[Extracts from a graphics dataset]
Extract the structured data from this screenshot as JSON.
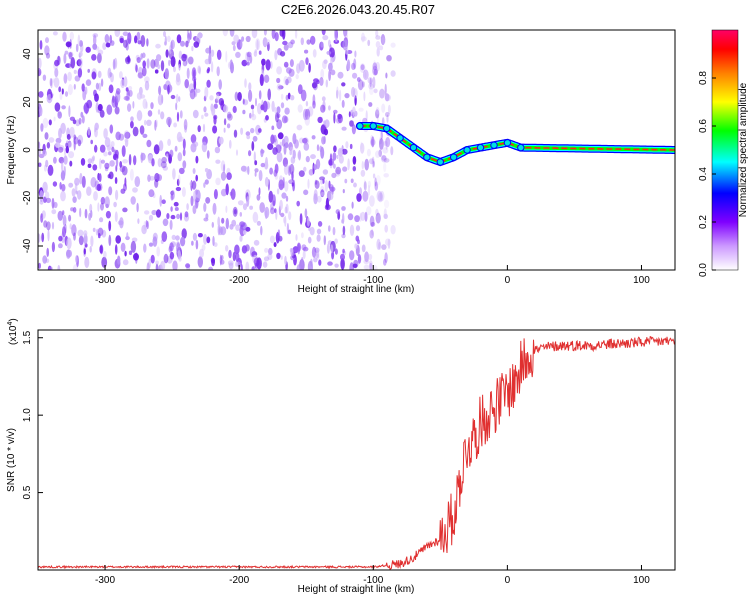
{
  "title": "C2E6.2026.043.20.45.R07",
  "chart_data": [
    {
      "type": "heatmap",
      "xlabel": "Height of straight line (km)",
      "ylabel": "Frequency (Hz)",
      "xlim": [
        -350,
        125
      ],
      "ylim": [
        -50,
        50
      ],
      "x_ticks": [
        -300,
        -200,
        -100,
        0,
        100
      ],
      "y_ticks": [
        -40,
        -20,
        0,
        20,
        40
      ],
      "noise_region_x": [
        -350,
        -85
      ],
      "ridge": {
        "name": "",
        "x": [
          -110,
          -100,
          -90,
          -80,
          -70,
          -60,
          -50,
          -40,
          -30,
          -20,
          -10,
          0,
          10,
          125
        ],
        "y": [
          10,
          10,
          9,
          5,
          1,
          -3,
          -5,
          -3,
          0,
          1,
          2,
          3,
          1,
          0
        ]
      },
      "colorbar": {
        "label": "Normalized spectral amplitude",
        "range": [
          0,
          1
        ],
        "ticks": [
          "0.0",
          "0.2",
          "0.4",
          "0.6",
          "0.8"
        ],
        "tick_values": [
          0,
          0.2,
          0.4,
          0.6,
          0.8
        ],
        "colors": [
          "#ffffff",
          "#9932ff",
          "#0000ff",
          "#00ffff",
          "#00ff00",
          "#ffff00",
          "#ff8000",
          "#ff0000",
          "#ff0066"
        ]
      }
    },
    {
      "type": "line",
      "xlabel": "Height of straight line (km)",
      "ylabel": "SNR (10 * v/v)",
      "multiplier": "(x10",
      "multiplier_exp": "4",
      "multiplier_close": ")",
      "xlim": [
        -350,
        125
      ],
      "ylim": [
        0,
        1.55
      ],
      "x_ticks": [
        -300,
        -200,
        -100,
        0,
        100
      ],
      "y_ticks": [
        "0.5",
        "1.0",
        "1.5"
      ],
      "y_tick_values": [
        0.5,
        1.0,
        1.5
      ],
      "color": "#e03030",
      "series": [
        {
          "name": "",
          "x": [
            -350,
            -100,
            -80,
            -70,
            -60,
            -50,
            -40,
            -35,
            -30,
            -25,
            -20,
            -15,
            -10,
            -5,
            0,
            5,
            10,
            15,
            20,
            30,
            40,
            60,
            80,
            100,
            125
          ],
          "y": [
            0.02,
            0.02,
            0.04,
            0.08,
            0.15,
            0.2,
            0.35,
            0.6,
            0.8,
            0.85,
            0.95,
            1.0,
            1.05,
            1.1,
            1.15,
            1.2,
            1.3,
            1.4,
            1.42,
            1.44,
            1.45,
            1.45,
            1.46,
            1.47,
            1.48
          ]
        }
      ]
    }
  ]
}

> _REQUIRED TASK_:
Leave out all pictures, then copy the remaining material exactly.

> _FULL OUTPUT_:
Extract the structured data from this screenshot as JSON.
{
  "title": "C2E6.2026.043.20.45.R07",
  "chart_data": [
    {
      "type": "heatmap",
      "xlabel": "Height of straight line (km)",
      "ylabel": "Frequency (Hz)",
      "xlim": [
        -350,
        125
      ],
      "ylim": [
        -50,
        50
      ],
      "x_ticks": [
        -300,
        -200,
        -100,
        0,
        100
      ],
      "y_ticks": [
        -40,
        -20,
        0,
        20,
        40
      ],
      "noise_region_x": [
        -350,
        -85
      ],
      "ridge": {
        "name": "",
        "x": [
          -110,
          -100,
          -90,
          -80,
          -70,
          -60,
          -50,
          -40,
          -30,
          -20,
          -10,
          0,
          10,
          125
        ],
        "y": [
          10,
          10,
          9,
          5,
          1,
          -3,
          -5,
          -3,
          0,
          1,
          2,
          3,
          1,
          0
        ]
      },
      "colorbar": {
        "label": "Normalized spectral amplitude",
        "range": [
          0,
          1
        ],
        "ticks": [
          "0.0",
          "0.2",
          "0.4",
          "0.6",
          "0.8"
        ],
        "tick_values": [
          0,
          0.2,
          0.4,
          0.6,
          0.8
        ],
        "colors": [
          "#ffffff",
          "#9932ff",
          "#0000ff",
          "#00ffff",
          "#00ff00",
          "#ffff00",
          "#ff8000",
          "#ff0000",
          "#ff0066"
        ]
      }
    },
    {
      "type": "line",
      "xlabel": "Height of straight line (km)",
      "ylabel": "SNR (10 * v/v)",
      "multiplier": "(x10",
      "multiplier_exp": "4",
      "multiplier_close": ")",
      "xlim": [
        -350,
        125
      ],
      "ylim": [
        0,
        1.55
      ],
      "x_ticks": [
        -300,
        -200,
        -100,
        0,
        100
      ],
      "y_ticks": [
        "0.5",
        "1.0",
        "1.5"
      ],
      "y_tick_values": [
        0.5,
        1.0,
        1.5
      ],
      "color": "#e03030",
      "series": [
        {
          "name": "",
          "x": [
            -350,
            -100,
            -80,
            -70,
            -60,
            -50,
            -40,
            -35,
            -30,
            -25,
            -20,
            -15,
            -10,
            -5,
            0,
            5,
            10,
            15,
            20,
            30,
            40,
            60,
            80,
            100,
            125
          ],
          "y": [
            0.02,
            0.02,
            0.04,
            0.08,
            0.15,
            0.2,
            0.35,
            0.6,
            0.8,
            0.85,
            0.95,
            1.0,
            1.05,
            1.1,
            1.15,
            1.2,
            1.3,
            1.4,
            1.42,
            1.44,
            1.45,
            1.45,
            1.46,
            1.47,
            1.48
          ]
        }
      ]
    }
  ]
}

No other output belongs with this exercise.